[What to do]:
What follows is a set of entries. Give them again exactly, without the pictures.

Stored items:
*****

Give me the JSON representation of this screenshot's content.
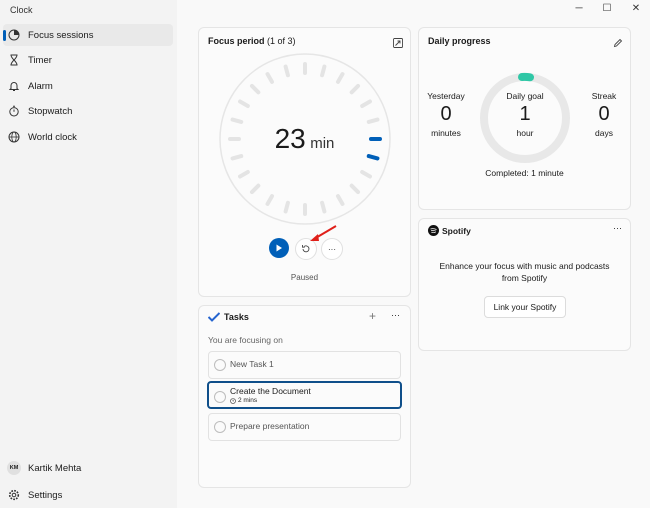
{
  "app": {
    "title": "Clock"
  },
  "window": {
    "minimize": "─",
    "maximize": "☐",
    "close": "✕"
  },
  "sidebar": {
    "items": [
      {
        "label": "Focus sessions",
        "icon": "focus-icon",
        "active": true
      },
      {
        "label": "Timer",
        "icon": "hourglass-icon"
      },
      {
        "label": "Alarm",
        "icon": "bell-icon"
      },
      {
        "label": "Stopwatch",
        "icon": "stopwatch-icon"
      },
      {
        "label": "World clock",
        "icon": "globe-icon"
      }
    ],
    "user": {
      "initials": "KM",
      "name": "Kartik Mehta"
    },
    "settings": "Settings"
  },
  "focus": {
    "title": "Focus period",
    "period": "(1 of 3)",
    "minutes": "23",
    "unit": "min",
    "status": "Paused",
    "more": "···"
  },
  "progress": {
    "title": "Daily progress",
    "yesterday_label": "Yesterday",
    "yesterday_value": "0",
    "yesterday_unit": "minutes",
    "goal_label": "Daily goal",
    "goal_value": "1",
    "goal_unit": "hour",
    "streak_label": "Streak",
    "streak_value": "0",
    "streak_unit": "days",
    "completed": "Completed: 1 minute"
  },
  "spotify": {
    "brand": "Spotify",
    "message": "Enhance your focus with music and podcasts from Spotify",
    "link_button": "Link your Spotify",
    "more": "···"
  },
  "tasks": {
    "title": "Tasks",
    "add": "+",
    "more": "···",
    "subtitle": "You are focusing on",
    "items": [
      {
        "label": "New Task 1"
      },
      {
        "label": "Create the Document",
        "meta": "2 mins",
        "selected": true
      },
      {
        "label": "Prepare presentation"
      }
    ]
  },
  "colors": {
    "accent": "#005fb8",
    "teal": "#2fc7a6",
    "spotify": "#1db954"
  }
}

*****

[Result below]:
Give me the JSON representation of this screenshot's content.
{
  "app": {
    "title": "Clock"
  },
  "window": {
    "minimize": "─",
    "maximize": "☐",
    "close": "✕"
  },
  "sidebar": {
    "items": [
      {
        "label": "Focus sessions",
        "icon": "focus-icon",
        "active": true
      },
      {
        "label": "Timer",
        "icon": "hourglass-icon"
      },
      {
        "label": "Alarm",
        "icon": "bell-icon"
      },
      {
        "label": "Stopwatch",
        "icon": "stopwatch-icon"
      },
      {
        "label": "World clock",
        "icon": "globe-icon"
      }
    ],
    "user": {
      "initials": "KM",
      "name": "Kartik Mehta"
    },
    "settings": "Settings"
  },
  "focus": {
    "title": "Focus period",
    "period": "(1 of 3)",
    "minutes": "23",
    "unit": "min",
    "status": "Paused",
    "more": "···"
  },
  "progress": {
    "title": "Daily progress",
    "yesterday_label": "Yesterday",
    "yesterday_value": "0",
    "yesterday_unit": "minutes",
    "goal_label": "Daily goal",
    "goal_value": "1",
    "goal_unit": "hour",
    "streak_label": "Streak",
    "streak_value": "0",
    "streak_unit": "days",
    "completed": "Completed: 1 minute"
  },
  "spotify": {
    "brand": "Spotify",
    "message": "Enhance your focus with music and podcasts from Spotify",
    "link_button": "Link your Spotify",
    "more": "···"
  },
  "tasks": {
    "title": "Tasks",
    "add": "+",
    "more": "···",
    "subtitle": "You are focusing on",
    "items": [
      {
        "label": "New Task 1"
      },
      {
        "label": "Create the Document",
        "meta": "2 mins",
        "selected": true
      },
      {
        "label": "Prepare presentation"
      }
    ]
  },
  "colors": {
    "accent": "#005fb8",
    "teal": "#2fc7a6",
    "spotify": "#1db954"
  }
}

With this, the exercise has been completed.